■ EXERCISE OBJECTIVE
Without the images, write out the whole listing exactly.

■ Dataset items
-- START --

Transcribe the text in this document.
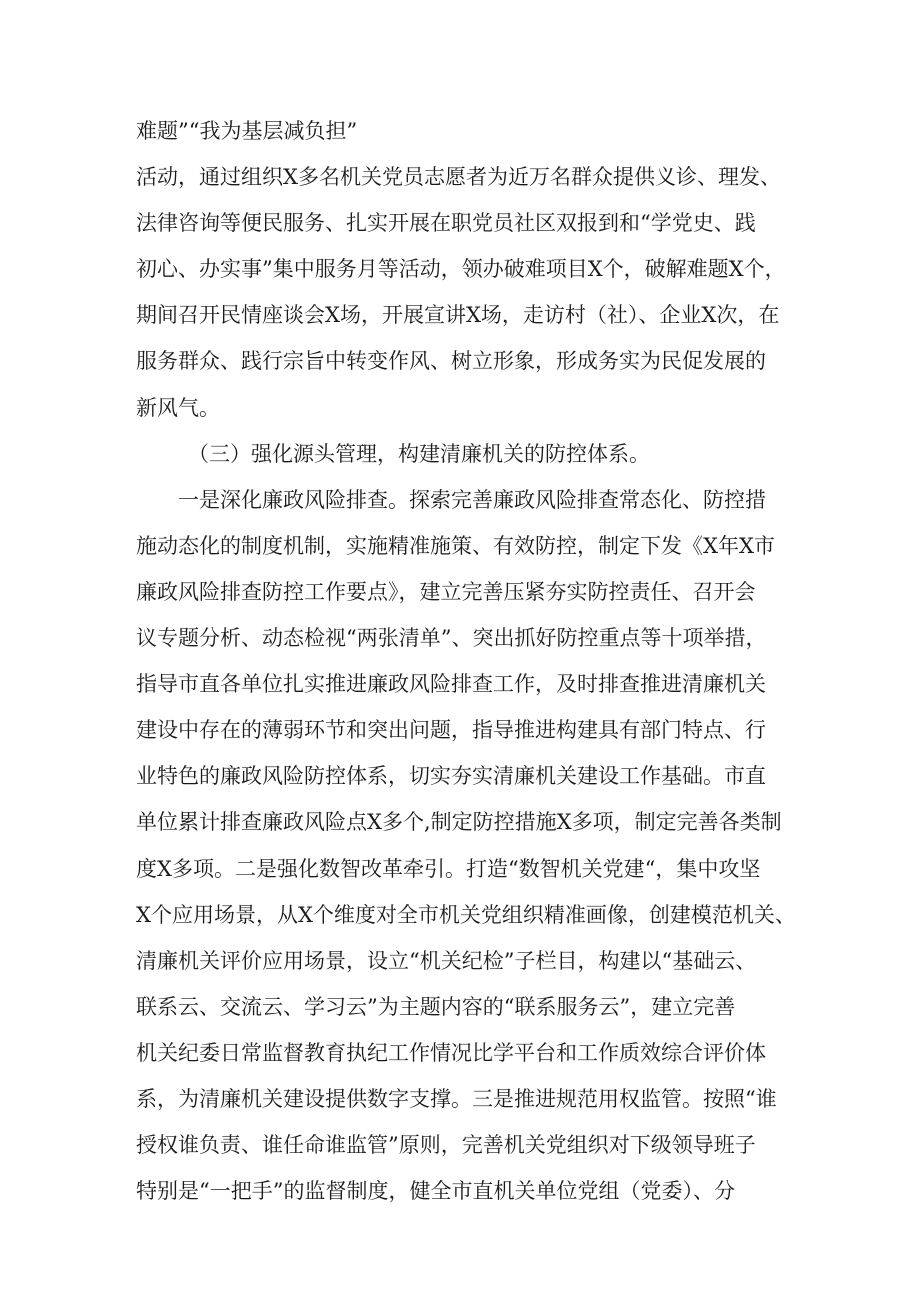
难题”“我为基层减负担”
活动，通过组织X多名机关党员志愿者为近万名群众提供义诊、理发、
法律咨询等便民服务、扎实开展在职党员社区双报到和“学党史、践
初心、办实事”集中服务月等活动，领办破难项目X个，破解难题X个，
期间召开民情座谈会X场，开展宣讲X场，走访村（社）、企业X次，在
服务群众、践行宗旨中转变作风、树立形象，形成务实为民促发展的
新风气。
（三）强化源头管理，构建清廉机关的防控体系。
一是深化廉政风险排查。探索完善廉政风险排查常态化、防控措
施动态化的制度机制，实施精准施策、有效防控，制定下发《X年X市
廉政风险排查防控工作要点》，建立完善压紧夯实防控责任、召开会
议专题分析、动态检视“两张清单”、突出抓好防控重点等十项举措，
指导市直各单位扎实推进廉政风险排查工作，及时排查推进清廉机关
建设中存在的薄弱环节和突出问题，指导推进构建具有部门特点、行
业特色的廉政风险防控体系，切实夯实清廉机关建设工作基础。市直
单位累计排查廉政风险点X多个,制定防控措施X多项，制定完善各类制
度X多项。二是强化数智改革牵引。打造“数智机关党建“，集中攻坚
X个应用场景，从X个维度对全市机关党组织精准画像，创建模范机关、
清廉机关评价应用场景，设立“机关纪检”子栏目，构建以“基础云、
联系云、交流云、学习云”为主题内容的“联系服务云”，建立完善
机关纪委日常监督教育执纪工作情况比学平台和工作质效综合评价体
系，为清廉机关建设提供数字支撑。三是推进规范用权监管。按照“谁
授权谁负责、谁任命谁监管”原则，完善机关党组织对下级领导班子
特别是“一把手”的监督制度，健全市直机关单位党组（党委）、分
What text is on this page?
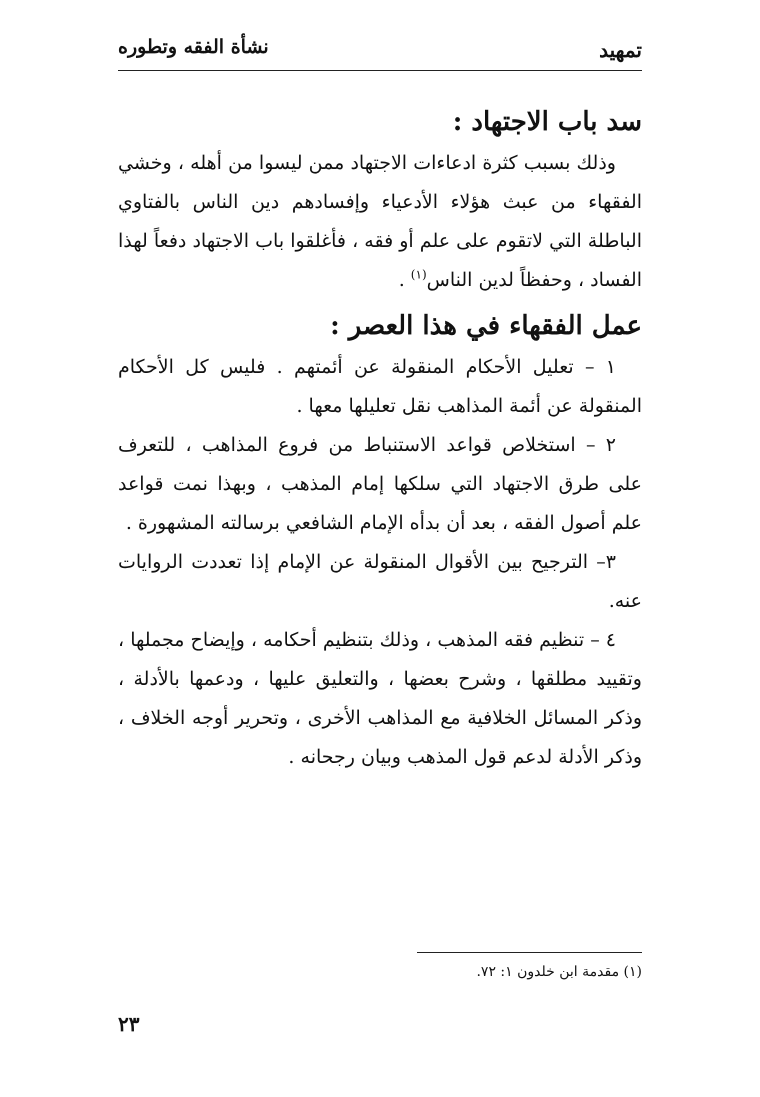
تمهيد
نشأة الفقه وتطوره
سد باب الاجتهاد :

وذلك بسبب كثرة ادعاءات الاجتهاد ممن ليسوا من أهله ، وخشي الفقهاء من عبث هؤلاء الأدعياء وإفسادهم دين الناس بالفتاوي الباطلة التي لاتقوم على علم أو فقه ، فأغلقوا باب الاجتهاد دفعاً لهذا الفساد ، وحفظاً لدين الناس$^{(١)}$ .

عمل الفقهاء في هذا العصر :

١ – تعليل الأحكام المنقولة عن أئمتهم . فليس كل الأحكام المنقولة عن أئمة المذاهب نقل تعليلها معها .

٢ – استخلاص قواعد الاستنباط من فروع المذاهب ، للتعرف على طرق الاجتهاد التي سلكها إمام المذهب ، وبهذا نمت قواعد علم أصول الفقه ، بعد أن بدأه الإمام الشافعي برسالته المشهورة .

٣– الترجيح بين الأقوال المنقولة عن الإمام إذا تعددت الروايات عنه.

٤ – تنظيم فقه المذهب ، وذلك بتنظيم أحكامه ، وإيضاح مجملها ، وتقييد مطلقها ، وشرح بعضها ، والتعليق عليها ، ودعمها بالأدلة ، وذكر المسائل الخلافية مع المذاهب الأخرى ، وتحرير أوجه الخلاف ، وذكر الأدلة لدعم قول المذهب وبيان رجحانه .

(١) مقدمة ابن خلدون ١: ٧٢.
٢٣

-- END --

■ FINAL RESULT
Transcribe the text in this document.
难题”“我为基层减负担”
活动，通过组织X多名机关党员志愿者为近万名群众提供义诊、理发、
法律咨询等便民服务、扎实开展在职党员社区双报到和“学党史、践
初心、办实事”集中服务月等活动，领办破难项目X个，破解难题X个，
期间召开民情座谈会X场，开展宣讲X场，走访村（社）、企业X次，在
服务群众、践行宗旨中转变作风、树立形象，形成务实为民促发展的
新风气。
（三）强化源头管理，构建清廉机关的防控体系。
一是深化廉政风险排查。探索完善廉政风险排查常态化、防控措
施动态化的制度机制，实施精准施策、有效防控，制定下发《X年X市
廉政风险排查防控工作要点》，建立完善压紧夯实防控责任、召开会
议专题分析、动态检视“两张清单”、突出抓好防控重点等十项举措，
指导市直各单位扎实推进廉政风险排查工作，及时排查推进清廉机关
建设中存在的薄弱环节和突出问题，指导推进构建具有部门特点、行
业特色的廉政风险防控体系，切实夯实清廉机关建设工作基础。市直
单位累计排查廉政风险点X多个,制定防控措施X多项，制定完善各类制
度X多项。二是强化数智改革牵引。打造“数智机关党建“，集中攻坚
X个应用场景，从X个维度对全市机关党组织精准画像，创建模范机关、
清廉机关评价应用场景，设立“机关纪检”子栏目，构建以“基础云、
联系云、交流云、学习云”为主题内容的“联系服务云”，建立完善
机关纪委日常监督教育执纪工作情况比学平台和工作质效综合评价体
系，为清廉机关建设提供数字支撑。三是推进规范用权监管。按照“谁
授权谁负责、谁任命谁监管”原则，完善机关党组织对下级领导班子
特别是“一把手”的监督制度，健全市直机关单位党组（党委）、分
What text is on this page?
تمهيد
نشأة الفقه وتطوره
سد باب الاجتهاد :

وذلك بسبب كثرة ادعاءات الاجتهاد ممن ليسوا من أهله ، وخشي الفقهاء من عبث هؤلاء الأدعياء وإفسادهم دين الناس بالفتاوي الباطلة التي لاتقوم على علم أو فقه ، فأغلقوا باب الاجتهاد دفعاً لهذا الفساد ، وحفظاً لدين الناس$^{(١)}$ .

عمل الفقهاء في هذا العصر :

١ – تعليل الأحكام المنقولة عن أئمتهم . فليس كل الأحكام المنقولة عن أئمة المذاهب نقل تعليلها معها .

٢ – استخلاص قواعد الاستنباط من فروع المذاهب ، للتعرف على طرق الاجتهاد التي سلكها إمام المذهب ، وبهذا نمت قواعد علم أصول الفقه ، بعد أن بدأه الإمام الشافعي برسالته المشهورة .

٣– الترجيح بين الأقوال المنقولة عن الإمام إذا تعددت الروايات عنه.

٤ – تنظيم فقه المذهب ، وذلك بتنظيم أحكامه ، وإيضاح مجملها ، وتقييد مطلقها ، وشرح بعضها ، والتعليق عليها ، ودعمها بالأدلة ، وذكر المسائل الخلافية مع المذاهب الأخرى ، وتحرير أوجه الخلاف ، وذكر الأدلة لدعم قول المذهب وبيان رجحانه .

(١) مقدمة ابن خلدون ١: ٧٢.
٢٣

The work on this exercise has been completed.